··· The data ···
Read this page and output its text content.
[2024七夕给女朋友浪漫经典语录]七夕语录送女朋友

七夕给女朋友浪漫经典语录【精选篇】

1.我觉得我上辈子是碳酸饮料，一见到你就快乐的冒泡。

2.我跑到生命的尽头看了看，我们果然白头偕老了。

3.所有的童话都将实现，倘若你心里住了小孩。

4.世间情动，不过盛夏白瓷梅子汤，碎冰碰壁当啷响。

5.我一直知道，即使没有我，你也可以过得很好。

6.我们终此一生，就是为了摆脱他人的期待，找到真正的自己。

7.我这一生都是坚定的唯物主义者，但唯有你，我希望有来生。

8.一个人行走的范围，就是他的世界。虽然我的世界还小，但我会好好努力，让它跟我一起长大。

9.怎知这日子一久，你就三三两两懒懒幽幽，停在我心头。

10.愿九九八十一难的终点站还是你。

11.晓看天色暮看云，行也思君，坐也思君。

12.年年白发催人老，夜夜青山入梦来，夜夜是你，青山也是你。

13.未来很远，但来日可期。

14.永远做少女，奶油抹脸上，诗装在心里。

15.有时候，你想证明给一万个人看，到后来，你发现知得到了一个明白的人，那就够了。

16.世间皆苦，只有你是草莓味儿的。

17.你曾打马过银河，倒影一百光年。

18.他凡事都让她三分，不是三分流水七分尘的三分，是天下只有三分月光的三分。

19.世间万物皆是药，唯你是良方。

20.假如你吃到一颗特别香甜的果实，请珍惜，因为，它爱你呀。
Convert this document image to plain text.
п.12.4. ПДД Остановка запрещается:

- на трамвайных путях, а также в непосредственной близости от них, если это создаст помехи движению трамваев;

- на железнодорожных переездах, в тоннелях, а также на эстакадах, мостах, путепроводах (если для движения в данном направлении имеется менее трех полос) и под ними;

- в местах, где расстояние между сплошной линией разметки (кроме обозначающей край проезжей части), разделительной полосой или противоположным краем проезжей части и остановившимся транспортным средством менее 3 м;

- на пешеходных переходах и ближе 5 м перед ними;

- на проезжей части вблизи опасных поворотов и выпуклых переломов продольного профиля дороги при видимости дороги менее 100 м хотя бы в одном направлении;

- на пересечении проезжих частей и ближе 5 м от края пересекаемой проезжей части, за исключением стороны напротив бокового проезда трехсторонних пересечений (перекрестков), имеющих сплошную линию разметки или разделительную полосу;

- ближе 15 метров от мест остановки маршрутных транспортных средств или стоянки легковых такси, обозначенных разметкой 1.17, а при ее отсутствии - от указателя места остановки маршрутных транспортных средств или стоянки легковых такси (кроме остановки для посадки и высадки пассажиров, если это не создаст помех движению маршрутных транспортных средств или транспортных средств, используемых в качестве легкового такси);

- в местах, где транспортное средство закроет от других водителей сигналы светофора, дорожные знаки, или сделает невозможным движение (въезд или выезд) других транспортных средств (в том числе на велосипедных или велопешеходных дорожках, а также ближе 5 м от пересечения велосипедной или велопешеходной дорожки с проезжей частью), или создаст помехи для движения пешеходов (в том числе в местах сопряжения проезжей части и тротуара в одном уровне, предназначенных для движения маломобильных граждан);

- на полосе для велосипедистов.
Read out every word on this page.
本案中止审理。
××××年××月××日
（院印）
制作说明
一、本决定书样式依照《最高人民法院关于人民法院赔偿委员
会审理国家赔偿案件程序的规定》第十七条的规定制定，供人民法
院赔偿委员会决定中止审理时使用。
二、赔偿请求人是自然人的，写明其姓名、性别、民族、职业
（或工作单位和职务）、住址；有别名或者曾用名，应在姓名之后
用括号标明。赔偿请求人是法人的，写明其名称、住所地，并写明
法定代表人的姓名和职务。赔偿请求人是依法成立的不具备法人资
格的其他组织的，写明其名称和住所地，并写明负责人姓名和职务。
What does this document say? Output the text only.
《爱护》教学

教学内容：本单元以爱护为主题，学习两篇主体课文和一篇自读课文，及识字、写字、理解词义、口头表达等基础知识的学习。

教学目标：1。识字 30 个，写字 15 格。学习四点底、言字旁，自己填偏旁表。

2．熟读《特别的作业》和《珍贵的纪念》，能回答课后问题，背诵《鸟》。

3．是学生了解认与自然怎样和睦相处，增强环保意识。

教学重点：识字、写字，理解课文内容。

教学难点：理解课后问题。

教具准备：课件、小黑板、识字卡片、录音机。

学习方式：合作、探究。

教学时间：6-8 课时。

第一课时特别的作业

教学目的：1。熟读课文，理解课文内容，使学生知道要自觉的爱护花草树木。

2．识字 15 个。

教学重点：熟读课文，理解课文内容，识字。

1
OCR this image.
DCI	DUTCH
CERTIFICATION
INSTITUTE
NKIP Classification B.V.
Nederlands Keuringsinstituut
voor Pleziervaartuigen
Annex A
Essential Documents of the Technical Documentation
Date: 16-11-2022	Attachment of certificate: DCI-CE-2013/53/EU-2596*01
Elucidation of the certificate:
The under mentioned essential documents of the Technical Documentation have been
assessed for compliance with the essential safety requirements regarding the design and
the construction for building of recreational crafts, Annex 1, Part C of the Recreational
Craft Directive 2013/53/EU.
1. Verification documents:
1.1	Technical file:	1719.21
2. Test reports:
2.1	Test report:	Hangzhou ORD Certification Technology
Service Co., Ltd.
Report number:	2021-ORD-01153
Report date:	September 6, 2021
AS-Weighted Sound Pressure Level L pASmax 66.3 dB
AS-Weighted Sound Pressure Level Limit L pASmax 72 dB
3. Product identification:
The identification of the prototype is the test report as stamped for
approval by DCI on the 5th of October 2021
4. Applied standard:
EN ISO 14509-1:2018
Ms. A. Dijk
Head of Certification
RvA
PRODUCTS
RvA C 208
···
Extract the data in full. Keep it word for word.

Read this page and output its text content.
[2024七夕给女朋友浪漫经典语录]七夕语录送女朋友

七夕给女朋友浪漫经典语录【精选篇】

1.我觉得我上辈子是碳酸饮料，一见到你就快乐的冒泡。

2.我跑到生命的尽头看了看，我们果然白头偕老了。

3.所有的童话都将实现，倘若你心里住了小孩。

4.世间情动，不过盛夏白瓷梅子汤，碎冰碰壁当啷响。

5.我一直知道，即使没有我，你也可以过得很好。

6.我们终此一生，就是为了摆脱他人的期待，找到真正的自己。

7.我这一生都是坚定的唯物主义者，但唯有你，我希望有来生。

8.一个人行走的范围，就是他的世界。虽然我的世界还小，但我会好好努力，让它跟我一起长大。

9.怎知这日子一久，你就三三两两懒懒幽幽，停在我心头。

10.愿九九八十一难的终点站还是你。

11.晓看天色暮看云，行也思君，坐也思君。

12.年年白发催人老，夜夜青山入梦来，夜夜是你，青山也是你。

13.未来很远，但来日可期。

14.永远做少女，奶油抹脸上，诗装在心里。

15.有时候，你想证明给一万个人看，到后来，你发现知得到了一个明白的人，那就够了。

16.世间皆苦，只有你是草莓味儿的。

17.你曾打马过银河，倒影一百光年。

18.他凡事都让她三分，不是三分流水七分尘的三分，是天下只有三分月光的三分。

19.世间万物皆是药，唯你是良方。

20.假如你吃到一颗特别香甜的果实，请珍惜，因为，它爱你呀。
Convert this document image to plain text.
п.12.4. ПДД Остановка запрещается:

- на трамвайных путях, а также в непосредственной близости от них, если это создаст помехи движению трамваев;

- на железнодорожных переездах, в тоннелях, а также на эстакадах, мостах, путепроводах (если для движения в данном направлении имеется менее трех полос) и под ними;

- в местах, где расстояние между сплошной линией разметки (кроме обозначающей край проезжей части), разделительной полосой или противоположным краем проезжей части и остановившимся транспортным средством менее 3 м;

- на пешеходных переходах и ближе 5 м перед ними;

- на проезжей части вблизи опасных поворотов и выпуклых переломов продольного профиля дороги при видимости дороги менее 100 м хотя бы в одном направлении;

- на пересечении проезжих частей и ближе 5 м от края пересекаемой проезжей части, за исключением стороны напротив бокового проезда трехсторонних пересечений (перекрестков), имеющих сплошную линию разметки или разделительную полосу;

- ближе 15 метров от мест остановки маршрутных транспортных средств или стоянки легковых такси, обозначенных разметкой 1.17, а при ее отсутствии - от указателя места остановки маршрутных транспортных средств или стоянки легковых такси (кроме остановки для посадки и высадки пассажиров, если это не создаст помех движению маршрутных транспортных средств или транспортных средств, используемых в качестве легкового такси);

- в местах, где транспортное средство закроет от других водителей сигналы светофора, дорожные знаки, или сделает невозможным движение (въезд или выезд) других транспортных средств (в том числе на велосипедных или велопешеходных дорожках, а также ближе 5 м от пересечения велосипедной или велопешеходной дорожки с проезжей частью), или создаст помехи для движения пешеходов (в том числе в местах сопряжения проезжей части и тротуара в одном уровне, предназначенных для движения маломобильных граждан);

- на полосе для велосипедистов.
Read out every word on this page.
本案中止审理。
××××年××月××日
（院印）
制作说明
一、本决定书样式依照《最高人民法院关于人民法院赔偿委员
会审理国家赔偿案件程序的规定》第十七条的规定制定，供人民法
院赔偿委员会决定中止审理时使用。
二、赔偿请求人是自然人的，写明其姓名、性别、民族、职业
（或工作单位和职务）、住址；有别名或者曾用名，应在姓名之后
用括号标明。赔偿请求人是法人的，写明其名称、住所地，并写明
法定代表人的姓名和职务。赔偿请求人是依法成立的不具备法人资
格的其他组织的，写明其名称和住所地，并写明负责人姓名和职务。
What does this document say? Output the text only.
《爱护》教学

教学内容：本单元以爱护为主题，学习两篇主体课文和一篇自读课文，及识字、写字、理解词义、口头表达等基础知识的学习。

教学目标：1。识字 30 个，写字 15 格。学习四点底、言字旁，自己填偏旁表。

2．熟读《特别的作业》和《珍贵的纪念》，能回答课后问题，背诵《鸟》。

3．是学生了解认与自然怎样和睦相处，增强环保意识。

教学重点：识字、写字，理解课文内容。

教学难点：理解课后问题。

教具准备：课件、小黑板、识字卡片、录音机。

学习方式：合作、探究。

教学时间：6-8 课时。

第一课时特别的作业

教学目的：1。熟读课文，理解课文内容，使学生知道要自觉的爱护花草树木。

2．识字 15 个。

教学重点：熟读课文，理解课文内容，识字。

1
OCR this image.
DCI	DUTCH
CERTIFICATION
INSTITUTE
NKIP Classification B.V.
Nederlands Keuringsinstituut
voor Pleziervaartuigen
Annex A
Essential Documents of the Technical Documentation
Date: 16-11-2022	Attachment of certificate: DCI-CE-2013/53/EU-2596*01
Elucidation of the certificate:
The under mentioned essential documents of the Technical Documentation have been
assessed for compliance with the essential safety requirements regarding the design and
the construction for building of recreational crafts, Annex 1, Part C of the Recreational
Craft Directive 2013/53/EU.
1. Verification documents:
1.1	Technical file:	1719.21
2. Test reports:
2.1	Test report:	Hangzhou ORD Certification Technology
Service Co., Ltd.
Report number:	2021-ORD-01153
Report date:	September 6, 2021
AS-Weighted Sound Pressure Level L pASmax 66.3 dB
AS-Weighted Sound Pressure Level Limit L pASmax 72 dB
3. Product identification:
The identification of the prototype is the test report as stamped for
approval by DCI on the 5th of October 2021
4. Applied standard:
EN ISO 14509-1:2018
Ms. A. Dijk
Head of Certification
RvA
PRODUCTS
RvA C 208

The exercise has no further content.